Items from a dataset
╭──
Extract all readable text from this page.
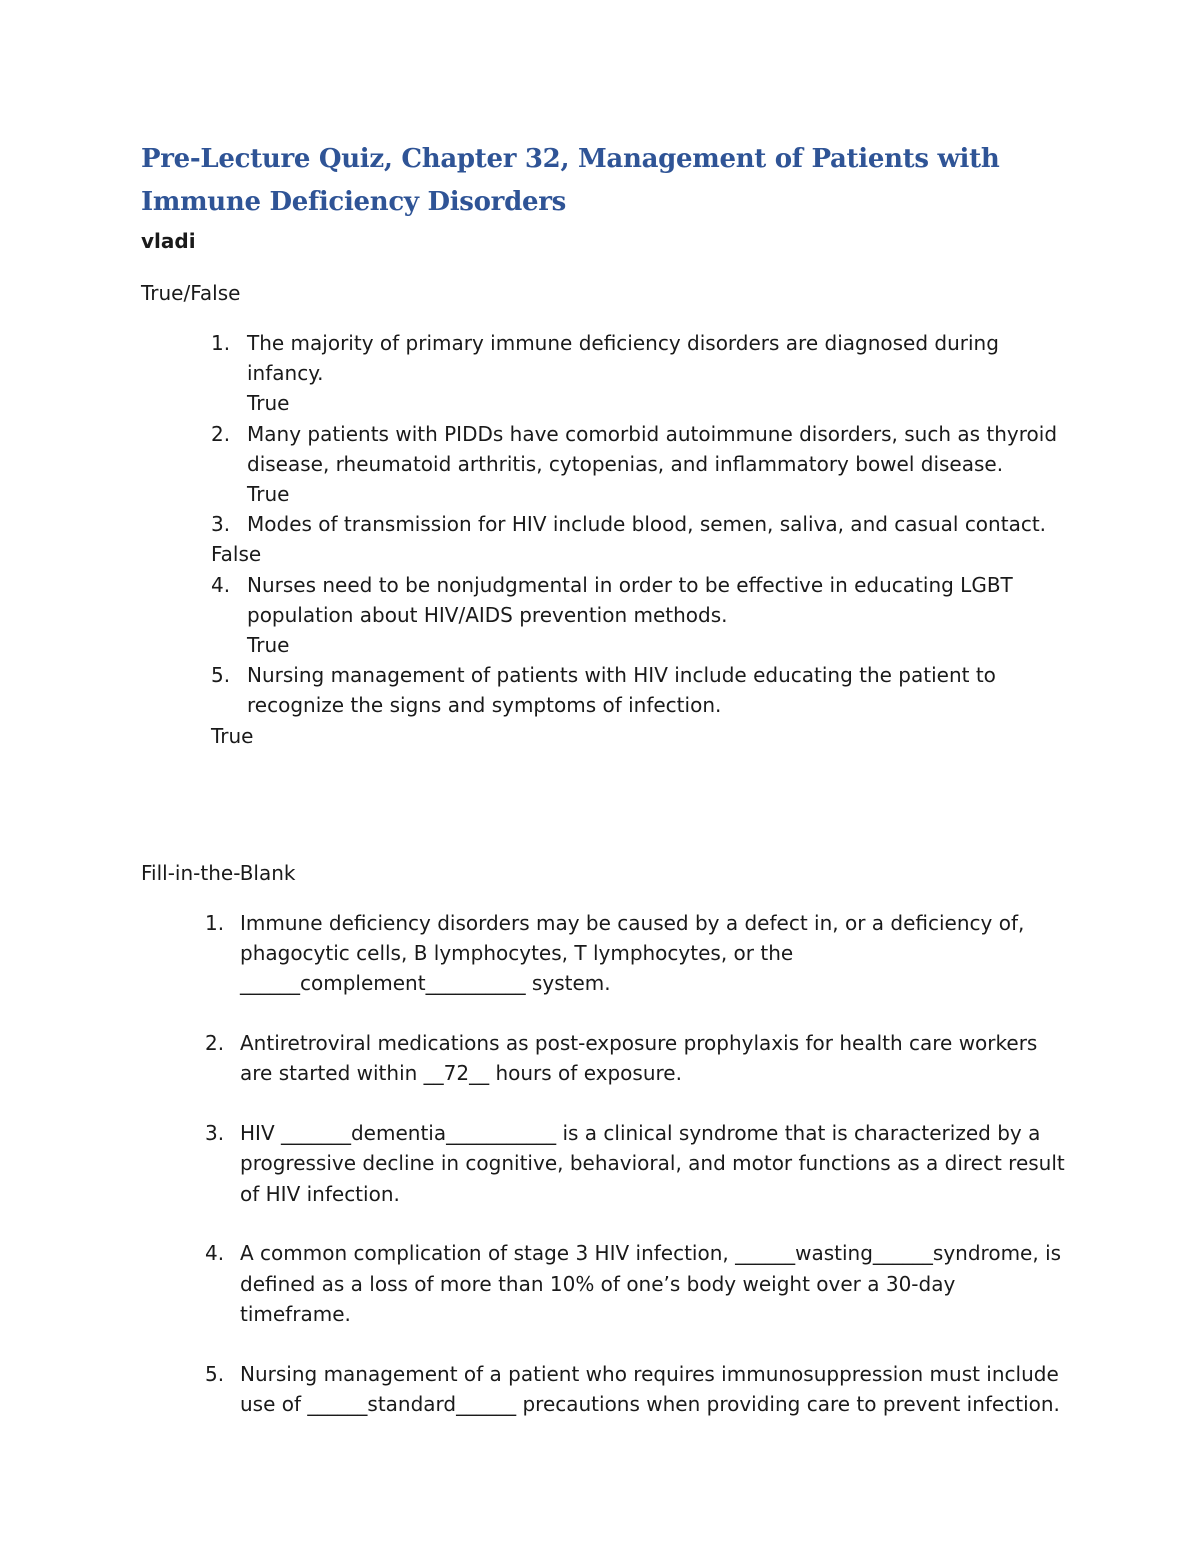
Pre-Lecture Quiz, Chapter 32, Management of Patients with Immune Deficiency Disorders

vladi

True/False

1. The majority of primary immune deficiency disorders are diagnosed during infancy.
True
2. Many patients with PIDDs have comorbid autoimmune disorders, such as thyroid disease, rheumatoid arthritis, cytopenias, and inflammatory bowel disease.
True
3. Modes of transmission for HIV include blood, semen, saliva, and casual contact.
False
4. Nurses need to be nonjudgmental in order to be effective in educating LGBT population about HIV/AIDS prevention methods.
True
5. Nursing management of patients with HIV include educating the patient to recognize the signs and symptoms of infection.
True

Fill-in-the-Blank

1. Immune deficiency disorders may be caused by a defect in, or a deficiency of, phagocytic cells, B lymphocytes, T lymphocytes, or the ______complement__________ system.
2. Antiretroviral medications as post-exposure prophylaxis for health care workers are started within __72__ hours of exposure.
3. HIV _______dementia___________ is a clinical syndrome that is characterized by a progressive decline in cognitive, behavioral, and motor functions as a direct result of HIV infection.
4. A common complication of stage 3 HIV infection, ______wasting______syndrome, is defined as a loss of more than 10% of one’s body weight over a 30-day timeframe.
5. Nursing management of a patient who requires immunosuppression must include use of ______standard______ precautions when providing care to prevent infection.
╰──
Problem statement
Where a line of the data holds "care", show that line.

Output for this exercise
2. Antiretroviral medications as post-exposure prophylaxis for health care workers are started within __72__ hours of exposure.
5. Nursing management of a patient who requires immunosuppression must include use of ______standard______ precautions when providing care to prevent infection.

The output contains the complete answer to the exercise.